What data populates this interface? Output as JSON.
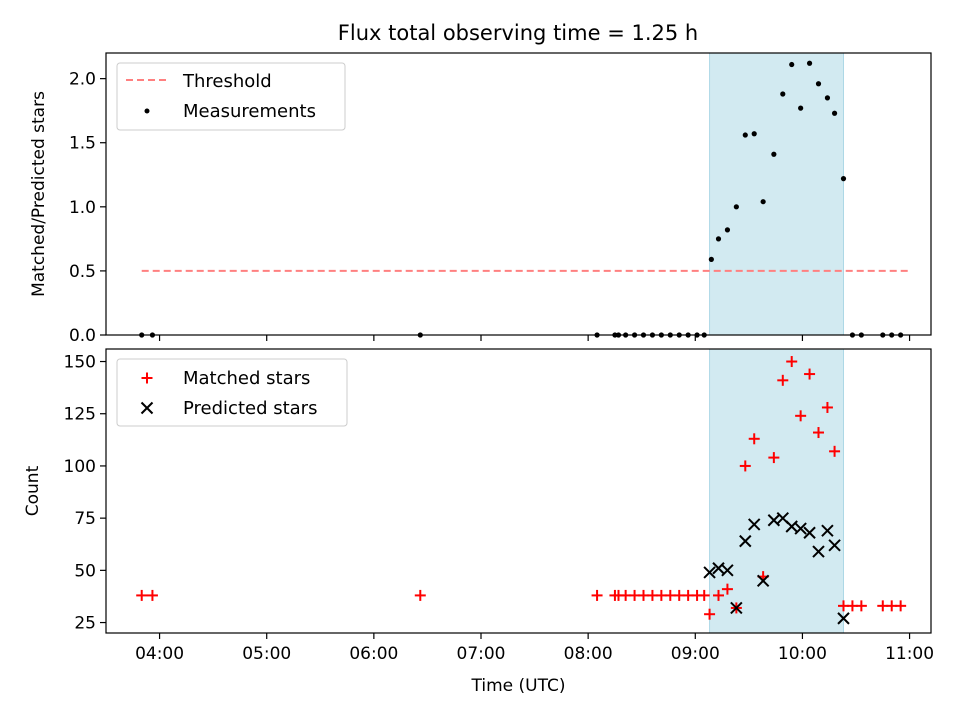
{
  "figure_title": "Flux total observing time = 1.25 h",
  "colors": {
    "threshold": "#ff8080",
    "measurement": "#000000",
    "matched": "#ff0000",
    "predicted": "#000000",
    "span_fill": "#add8e6"
  },
  "chart_data": [
    {
      "type": "scatter",
      "name": "ratio-panel",
      "ylabel": "Matched/Predicted stars",
      "ylim": [
        0,
        2.2
      ],
      "yticks": [
        0.0,
        0.5,
        1.0,
        1.5,
        2.0
      ],
      "ytick_labels": [
        "0.0",
        "0.5",
        "1.0",
        "1.5",
        "2.0"
      ],
      "xlim_minutes": [
        210,
        672
      ],
      "highlight_span_minutes": [
        548,
        623
      ],
      "legend": {
        "position": "upper-left",
        "entries": [
          "Threshold",
          "Measurements"
        ]
      },
      "threshold": {
        "name": "Threshold",
        "value": 0.5,
        "x_range_minutes": [
          230,
          659
        ]
      },
      "series": [
        {
          "name": "Measurements",
          "x_minutes": [
            230,
            236,
            386,
            485,
            495,
            497,
            501,
            506,
            511,
            516,
            521,
            526,
            531,
            536,
            541,
            545,
            549,
            553,
            558,
            563,
            568,
            573,
            578,
            584,
            589,
            594,
            599,
            604,
            609,
            614,
            618,
            623,
            628,
            633,
            645,
            650,
            655
          ],
          "values": [
            0,
            0,
            0,
            0,
            0,
            0,
            0,
            0,
            0,
            0,
            0,
            0,
            0,
            0,
            0,
            0,
            0.59,
            0.75,
            0.82,
            1.0,
            1.56,
            1.57,
            1.04,
            1.41,
            1.88,
            2.11,
            1.77,
            2.12,
            1.96,
            1.85,
            1.73,
            1.22,
            0,
            0,
            0,
            0,
            0
          ]
        }
      ]
    },
    {
      "type": "scatter",
      "name": "count-panel",
      "xlabel": "Time (UTC)",
      "ylabel": "Count",
      "ylim": [
        20,
        156
      ],
      "yticks": [
        25,
        50,
        75,
        100,
        125,
        150
      ],
      "ytick_labels": [
        "25",
        "50",
        "75",
        "100",
        "125",
        "150"
      ],
      "xlim_minutes": [
        210,
        672
      ],
      "xticks_minutes": [
        240,
        300,
        360,
        420,
        480,
        540,
        600,
        660
      ],
      "xtick_labels": [
        "04:00",
        "05:00",
        "06:00",
        "07:00",
        "08:00",
        "09:00",
        "10:00",
        "11:00"
      ],
      "highlight_span_minutes": [
        548,
        623
      ],
      "legend": {
        "position": "upper-left",
        "entries": [
          "Matched stars",
          "Predicted stars"
        ]
      },
      "series": [
        {
          "name": "Matched stars",
          "marker": "plus",
          "x_minutes": [
            230,
            236,
            386,
            485,
            495,
            497,
            501,
            506,
            511,
            516,
            521,
            526,
            531,
            536,
            541,
            545,
            548,
            553,
            558,
            563,
            568,
            573,
            578,
            584,
            589,
            594,
            599,
            604,
            609,
            614,
            618,
            623,
            628,
            633,
            645,
            650,
            655
          ],
          "values": [
            38,
            38,
            38,
            38,
            38,
            38,
            38,
            38,
            38,
            38,
            38,
            38,
            38,
            38,
            38,
            38,
            29,
            38,
            41,
            32,
            100,
            113,
            47,
            104,
            141,
            150,
            124,
            144,
            116,
            128,
            107,
            33,
            33,
            33,
            33,
            33,
            33
          ]
        },
        {
          "name": "Predicted stars",
          "marker": "x",
          "x_minutes": [
            548,
            553,
            558,
            563,
            568,
            573,
            578,
            584,
            589,
            594,
            599,
            604,
            609,
            614,
            618,
            623
          ],
          "values": [
            49,
            51,
            50,
            32,
            64,
            72,
            45,
            74,
            75,
            71,
            70,
            68,
            59,
            69,
            62,
            27
          ]
        }
      ]
    }
  ]
}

# # # # #

Reproduce the data word for word, excluding its pictures.

In response:
What data populates this interface? Output as JSON.
{
  "figure_title": "Flux total observing time = 1.25 h",
  "colors": {
    "threshold": "#ff8080",
    "measurement": "#000000",
    "matched": "#ff0000",
    "predicted": "#000000",
    "span_fill": "#add8e6"
  },
  "chart_data": [
    {
      "type": "scatter",
      "name": "ratio-panel",
      "ylabel": "Matched/Predicted stars",
      "ylim": [
        0,
        2.2
      ],
      "yticks": [
        0.0,
        0.5,
        1.0,
        1.5,
        2.0
      ],
      "ytick_labels": [
        "0.0",
        "0.5",
        "1.0",
        "1.5",
        "2.0"
      ],
      "xlim_minutes": [
        210,
        672
      ],
      "highlight_span_minutes": [
        548,
        623
      ],
      "legend": {
        "position": "upper-left",
        "entries": [
          "Threshold",
          "Measurements"
        ]
      },
      "threshold": {
        "name": "Threshold",
        "value": 0.5,
        "x_range_minutes": [
          230,
          659
        ]
      },
      "series": [
        {
          "name": "Measurements",
          "x_minutes": [
            230,
            236,
            386,
            485,
            495,
            497,
            501,
            506,
            511,
            516,
            521,
            526,
            531,
            536,
            541,
            545,
            549,
            553,
            558,
            563,
            568,
            573,
            578,
            584,
            589,
            594,
            599,
            604,
            609,
            614,
            618,
            623,
            628,
            633,
            645,
            650,
            655
          ],
          "values": [
            0,
            0,
            0,
            0,
            0,
            0,
            0,
            0,
            0,
            0,
            0,
            0,
            0,
            0,
            0,
            0,
            0.59,
            0.75,
            0.82,
            1.0,
            1.56,
            1.57,
            1.04,
            1.41,
            1.88,
            2.11,
            1.77,
            2.12,
            1.96,
            1.85,
            1.73,
            1.22,
            0,
            0,
            0,
            0,
            0
          ]
        }
      ]
    },
    {
      "type": "scatter",
      "name": "count-panel",
      "xlabel": "Time (UTC)",
      "ylabel": "Count",
      "ylim": [
        20,
        156
      ],
      "yticks": [
        25,
        50,
        75,
        100,
        125,
        150
      ],
      "ytick_labels": [
        "25",
        "50",
        "75",
        "100",
        "125",
        "150"
      ],
      "xlim_minutes": [
        210,
        672
      ],
      "xticks_minutes": [
        240,
        300,
        360,
        420,
        480,
        540,
        600,
        660
      ],
      "xtick_labels": [
        "04:00",
        "05:00",
        "06:00",
        "07:00",
        "08:00",
        "09:00",
        "10:00",
        "11:00"
      ],
      "highlight_span_minutes": [
        548,
        623
      ],
      "legend": {
        "position": "upper-left",
        "entries": [
          "Matched stars",
          "Predicted stars"
        ]
      },
      "series": [
        {
          "name": "Matched stars",
          "marker": "plus",
          "x_minutes": [
            230,
            236,
            386,
            485,
            495,
            497,
            501,
            506,
            511,
            516,
            521,
            526,
            531,
            536,
            541,
            545,
            548,
            553,
            558,
            563,
            568,
            573,
            578,
            584,
            589,
            594,
            599,
            604,
            609,
            614,
            618,
            623,
            628,
            633,
            645,
            650,
            655
          ],
          "values": [
            38,
            38,
            38,
            38,
            38,
            38,
            38,
            38,
            38,
            38,
            38,
            38,
            38,
            38,
            38,
            38,
            29,
            38,
            41,
            32,
            100,
            113,
            47,
            104,
            141,
            150,
            124,
            144,
            116,
            128,
            107,
            33,
            33,
            33,
            33,
            33,
            33
          ]
        },
        {
          "name": "Predicted stars",
          "marker": "x",
          "x_minutes": [
            548,
            553,
            558,
            563,
            568,
            573,
            578,
            584,
            589,
            594,
            599,
            604,
            609,
            614,
            618,
            623
          ],
          "values": [
            49,
            51,
            50,
            32,
            64,
            72,
            45,
            74,
            75,
            71,
            70,
            68,
            59,
            69,
            62,
            27
          ]
        }
      ]
    }
  ]
}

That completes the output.